>> Begin MATERIALS PROVIDED

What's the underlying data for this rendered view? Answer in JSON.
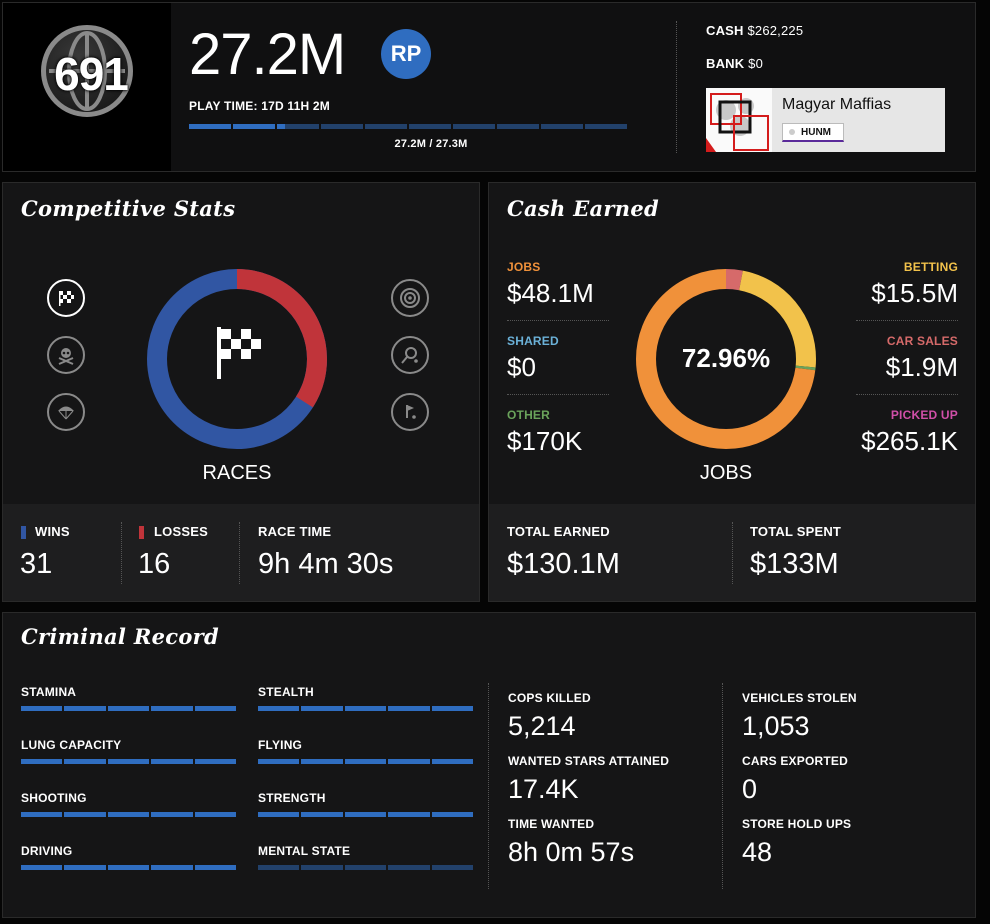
{
  "header": {
    "rank": "691",
    "rp_value": "27.2M",
    "rp_badge": "RP",
    "playtime": "PLAY TIME: 17D 11H 2M",
    "rp_progress_text": "27.2M / 27.3M",
    "rp_progress_fraction": 0.22,
    "cash_label": "CASH",
    "cash_value": "$262,225",
    "bank_label": "BANK",
    "bank_value": "$0",
    "crew_name": "Magyar Maffias",
    "crew_tag": "HUNM"
  },
  "competitive": {
    "title": "Competitive Stats",
    "donut_label": "RACES",
    "wins_label": "WINS",
    "wins_value": "31",
    "losses_label": "LOSSES",
    "losses_value": "16",
    "race_time_label": "RACE TIME",
    "race_time_value": "9h 4m 30s",
    "icons": [
      "checkered-flag-icon",
      "skull-icon",
      "parachute-icon",
      "target-icon",
      "tennis-icon",
      "golf-icon"
    ],
    "colors": {
      "wins": "#3156a3",
      "losses": "#c0343a"
    }
  },
  "cash_earned": {
    "title": "Cash Earned",
    "center_percent": "72.96%",
    "donut_label": "JOBS",
    "left": [
      {
        "label": "JOBS",
        "value": "$48.1M",
        "color": "#f0913a"
      },
      {
        "label": "SHARED",
        "value": "$0",
        "color": "#6bb1d8"
      },
      {
        "label": "OTHER",
        "value": "$170K",
        "color": "#6aa35b"
      }
    ],
    "right": [
      {
        "label": "BETTING",
        "value": "$15.5M",
        "color": "#f2c24b"
      },
      {
        "label": "CAR SALES",
        "value": "$1.9M",
        "color": "#d66a6a"
      },
      {
        "label": "PICKED UP",
        "value": "$265.1K",
        "color": "#d04fa8"
      }
    ],
    "total_earned_label": "TOTAL EARNED",
    "total_earned_value": "$130.1M",
    "total_spent_label": "TOTAL SPENT",
    "total_spent_value": "$133M"
  },
  "criminal": {
    "title": "Criminal Record",
    "skills": [
      {
        "label": "STAMINA",
        "level": 1.0
      },
      {
        "label": "STEALTH",
        "level": 1.0
      },
      {
        "label": "LUNG CAPACITY",
        "level": 1.0
      },
      {
        "label": "FLYING",
        "level": 1.0
      },
      {
        "label": "SHOOTING",
        "level": 1.0
      },
      {
        "label": "STRENGTH",
        "level": 1.0
      },
      {
        "label": "DRIVING",
        "level": 1.0
      },
      {
        "label": "MENTAL STATE",
        "level": 0.0
      }
    ],
    "stats_left": [
      {
        "label": "COPS KILLED",
        "value": "5,214"
      },
      {
        "label": "WANTED STARS ATTAINED",
        "value": "17.4K"
      },
      {
        "label": "TIME WANTED",
        "value": "8h 0m 57s"
      }
    ],
    "stats_right": [
      {
        "label": "VEHICLES STOLEN",
        "value": "1,053"
      },
      {
        "label": "CARS EXPORTED",
        "value": "0"
      },
      {
        "label": "STORE HOLD UPS",
        "value": "48"
      }
    ]
  }
}
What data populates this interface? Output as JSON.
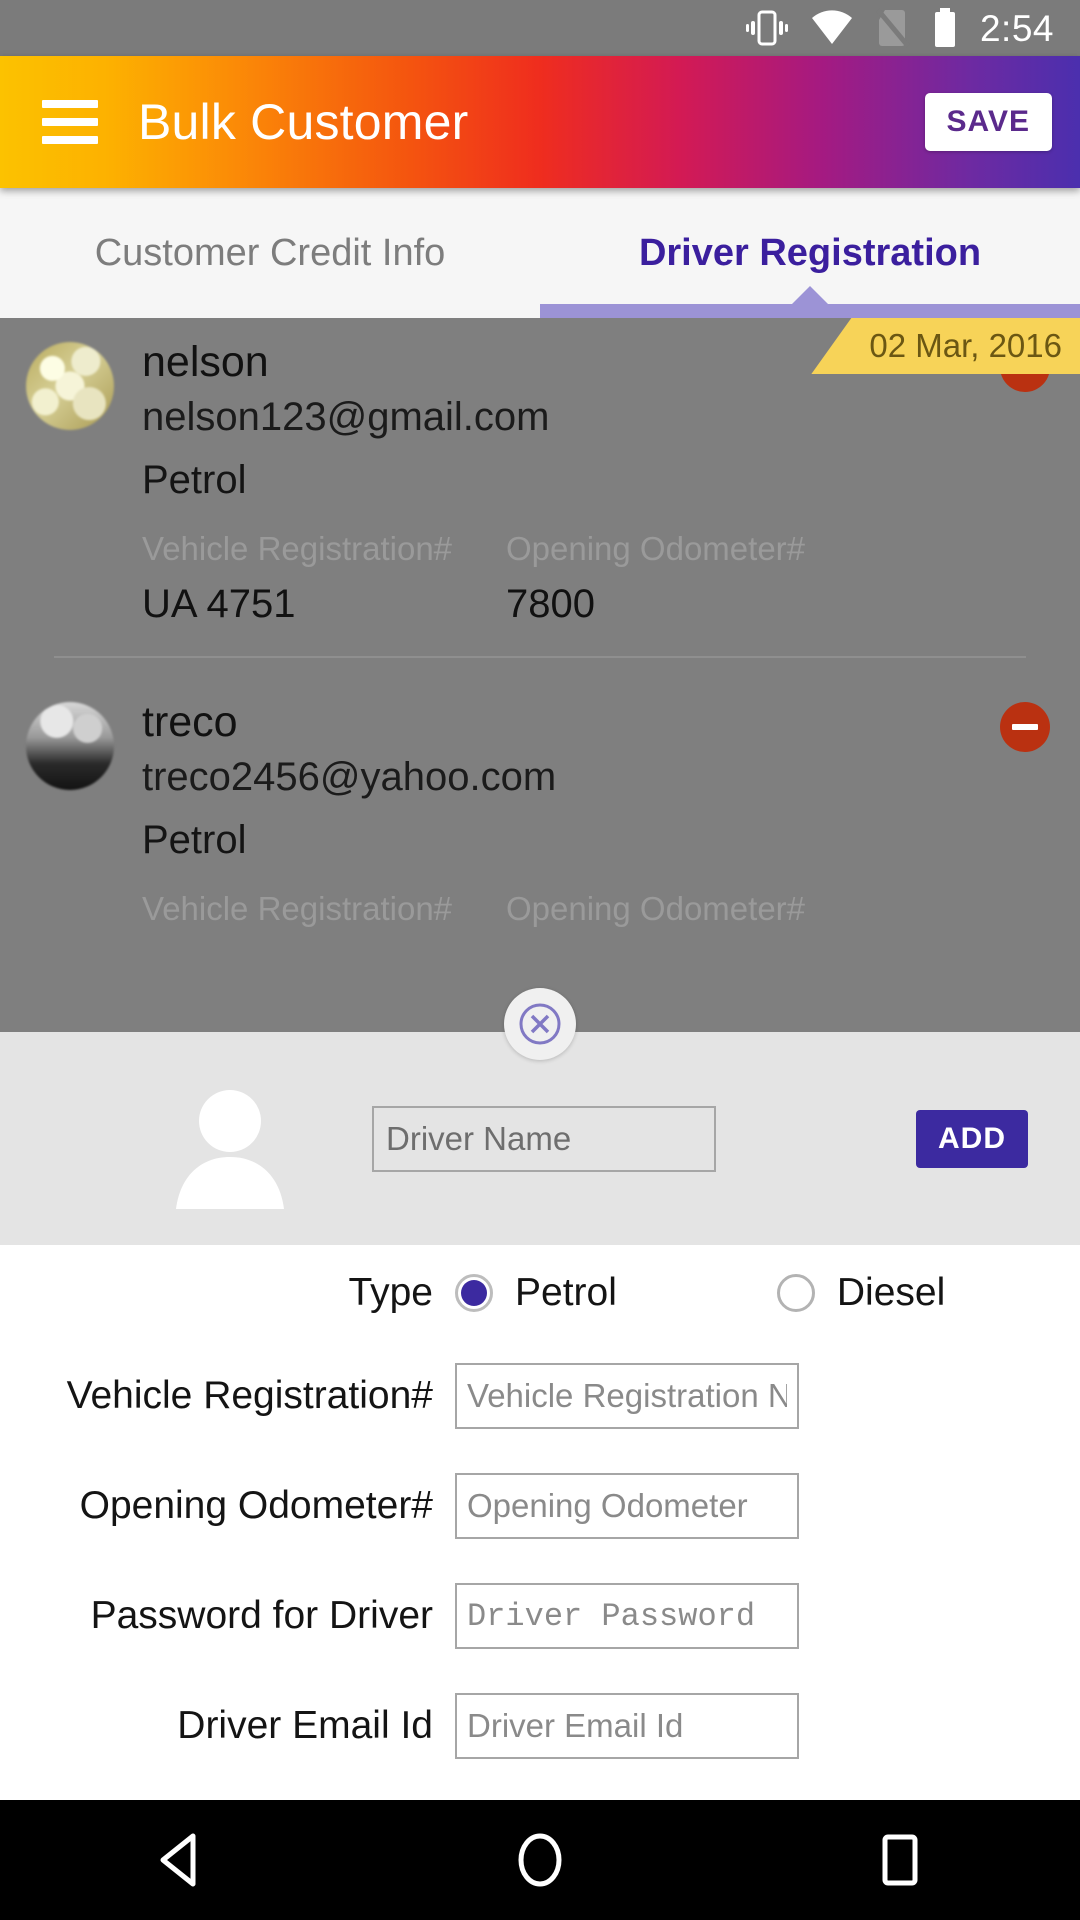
{
  "status_bar": {
    "time": "2:54",
    "icons": [
      "vibrate-icon",
      "wifi-icon",
      "no-sim-icon",
      "battery-icon"
    ]
  },
  "app_bar": {
    "menu_icon": "hamburger-menu-icon",
    "title": "Bulk Customer",
    "save_label": "SAVE"
  },
  "tabs": [
    {
      "label": "Customer Credit Info",
      "active": false
    },
    {
      "label": "Driver Registration",
      "active": true
    }
  ],
  "driver_list": {
    "date_badge": "02 Mar, 2016",
    "field_labels": {
      "vehicle_registration": "Vehicle Registration#",
      "opening_odometer": "Opening Odometer#"
    },
    "drivers": [
      {
        "name": "nelson",
        "email": "nelson123@gmail.com",
        "fuel_type": "Petrol",
        "vehicle_registration": "UA 4751",
        "opening_odometer": "7800",
        "remove_icon": "remove-circle-icon"
      },
      {
        "name": "treco",
        "email": "treco2456@yahoo.com",
        "fuel_type": "Petrol",
        "vehicle_registration": "",
        "opening_odometer": "",
        "remove_icon": "remove-circle-icon"
      }
    ]
  },
  "add_sheet": {
    "close_icon": "close-circle-icon",
    "avatar_icon": "person-placeholder-icon",
    "driver_name_placeholder": "Driver Name",
    "driver_name_value": "",
    "add_label": "ADD"
  },
  "form": {
    "type_label": "Type",
    "type_options": [
      {
        "label": "Petrol",
        "selected": true
      },
      {
        "label": "Diesel",
        "selected": false
      }
    ],
    "fields": [
      {
        "label": "Vehicle Registration#",
        "placeholder": "Vehicle Registration Number",
        "value": "",
        "mono": false
      },
      {
        "label": "Opening Odometer#",
        "placeholder": "Opening Odometer",
        "value": "",
        "mono": false
      },
      {
        "label": "Password for Driver",
        "placeholder": "Driver Password",
        "value": "",
        "mono": true
      },
      {
        "label": "Driver Email Id",
        "placeholder": "Driver Email Id",
        "value": "",
        "mono": false
      }
    ]
  },
  "nav_bar": {
    "back_icon": "back-triangle-icon",
    "home_icon": "home-circle-icon",
    "recents_icon": "recents-square-icon"
  },
  "colors": {
    "accent_purple": "#3c2aa0",
    "tab_active": "#3b1f9e",
    "tab_indicator": "#9c93d6",
    "date_badge_bg": "#f7d358",
    "remove_red": "#ba3111",
    "dim_overlay": "#7f7f7f"
  }
}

>> End MATERIALS PROVIDED

EXERCISE INSTRUCTIONS:
Restate each line of the records exactly; pictures do not belong in the copy.

ANSWER IN FULL:
What's the underlying data for this rendered view? Answer in JSON.
{
  "header": {
    "rank": "691",
    "rp_value": "27.2M",
    "rp_badge": "RP",
    "playtime": "PLAY TIME: 17D 11H 2M",
    "rp_progress_text": "27.2M / 27.3M",
    "rp_progress_fraction": 0.22,
    "cash_label": "CASH",
    "cash_value": "$262,225",
    "bank_label": "BANK",
    "bank_value": "$0",
    "crew_name": "Magyar Maffias",
    "crew_tag": "HUNM"
  },
  "competitive": {
    "title": "Competitive Stats",
    "donut_label": "RACES",
    "wins_label": "WINS",
    "wins_value": "31",
    "losses_label": "LOSSES",
    "losses_value": "16",
    "race_time_label": "RACE TIME",
    "race_time_value": "9h 4m 30s",
    "icons": [
      "checkered-flag-icon",
      "skull-icon",
      "parachute-icon",
      "target-icon",
      "tennis-icon",
      "golf-icon"
    ],
    "colors": {
      "wins": "#3156a3",
      "losses": "#c0343a"
    }
  },
  "cash_earned": {
    "title": "Cash Earned",
    "center_percent": "72.96%",
    "donut_label": "JOBS",
    "left": [
      {
        "label": "JOBS",
        "value": "$48.1M",
        "color": "#f0913a"
      },
      {
        "label": "SHARED",
        "value": "$0",
        "color": "#6bb1d8"
      },
      {
        "label": "OTHER",
        "value": "$170K",
        "color": "#6aa35b"
      }
    ],
    "right": [
      {
        "label": "BETTING",
        "value": "$15.5M",
        "color": "#f2c24b"
      },
      {
        "label": "CAR SALES",
        "value": "$1.9M",
        "color": "#d66a6a"
      },
      {
        "label": "PICKED UP",
        "value": "$265.1K",
        "color": "#d04fa8"
      }
    ],
    "total_earned_label": "TOTAL EARNED",
    "total_earned_value": "$130.1M",
    "total_spent_label": "TOTAL SPENT",
    "total_spent_value": "$133M"
  },
  "criminal": {
    "title": "Criminal Record",
    "skills": [
      {
        "label": "STAMINA",
        "level": 1.0
      },
      {
        "label": "STEALTH",
        "level": 1.0
      },
      {
        "label": "LUNG CAPACITY",
        "level": 1.0
      },
      {
        "label": "FLYING",
        "level": 1.0
      },
      {
        "label": "SHOOTING",
        "level": 1.0
      },
      {
        "label": "STRENGTH",
        "level": 1.0
      },
      {
        "label": "DRIVING",
        "level": 1.0
      },
      {
        "label": "MENTAL STATE",
        "level": 0.0
      }
    ],
    "stats_left": [
      {
        "label": "COPS KILLED",
        "value": "5,214"
      },
      {
        "label": "WANTED STARS ATTAINED",
        "value": "17.4K"
      },
      {
        "label": "TIME WANTED",
        "value": "8h 0m 57s"
      }
    ],
    "stats_right": [
      {
        "label": "VEHICLES STOLEN",
        "value": "1,053"
      },
      {
        "label": "CARS EXPORTED",
        "value": "0"
      },
      {
        "label": "STORE HOLD UPS",
        "value": "48"
      }
    ]
  }
}
What data populates this interface? Output as JSON.
{
  "status_bar": {
    "time": "2:54",
    "icons": [
      "vibrate-icon",
      "wifi-icon",
      "no-sim-icon",
      "battery-icon"
    ]
  },
  "app_bar": {
    "menu_icon": "hamburger-menu-icon",
    "title": "Bulk Customer",
    "save_label": "SAVE"
  },
  "tabs": [
    {
      "label": "Customer Credit Info",
      "active": false
    },
    {
      "label": "Driver Registration",
      "active": true
    }
  ],
  "driver_list": {
    "date_badge": "02 Mar, 2016",
    "field_labels": {
      "vehicle_registration": "Vehicle Registration#",
      "opening_odometer": "Opening Odometer#"
    },
    "drivers": [
      {
        "name": "nelson",
        "email": "nelson123@gmail.com",
        "fuel_type": "Petrol",
        "vehicle_registration": "UA 4751",
        "opening_odometer": "7800",
        "remove_icon": "remove-circle-icon"
      },
      {
        "name": "treco",
        "email": "treco2456@yahoo.com",
        "fuel_type": "Petrol",
        "vehicle_registration": "",
        "opening_odometer": "",
        "remove_icon": "remove-circle-icon"
      }
    ]
  },
  "add_sheet": {
    "close_icon": "close-circle-icon",
    "avatar_icon": "person-placeholder-icon",
    "driver_name_placeholder": "Driver Name",
    "driver_name_value": "",
    "add_label": "ADD"
  },
  "form": {
    "type_label": "Type",
    "type_options": [
      {
        "label": "Petrol",
        "selected": true
      },
      {
        "label": "Diesel",
        "selected": false
      }
    ],
    "fields": [
      {
        "label": "Vehicle Registration#",
        "placeholder": "Vehicle Registration Number",
        "value": "",
        "mono": false
      },
      {
        "label": "Opening Odometer#",
        "placeholder": "Opening Odometer",
        "value": "",
        "mono": false
      },
      {
        "label": "Password for Driver",
        "placeholder": "Driver Password",
        "value": "",
        "mono": true
      },
      {
        "label": "Driver Email Id",
        "placeholder": "Driver Email Id",
        "value": "",
        "mono": false
      }
    ]
  },
  "nav_bar": {
    "back_icon": "back-triangle-icon",
    "home_icon": "home-circle-icon",
    "recents_icon": "recents-square-icon"
  },
  "colors": {
    "accent_purple": "#3c2aa0",
    "tab_active": "#3b1f9e",
    "tab_indicator": "#9c93d6",
    "date_badge_bg": "#f7d358",
    "remove_red": "#ba3111",
    "dim_overlay": "#7f7f7f"
  }
}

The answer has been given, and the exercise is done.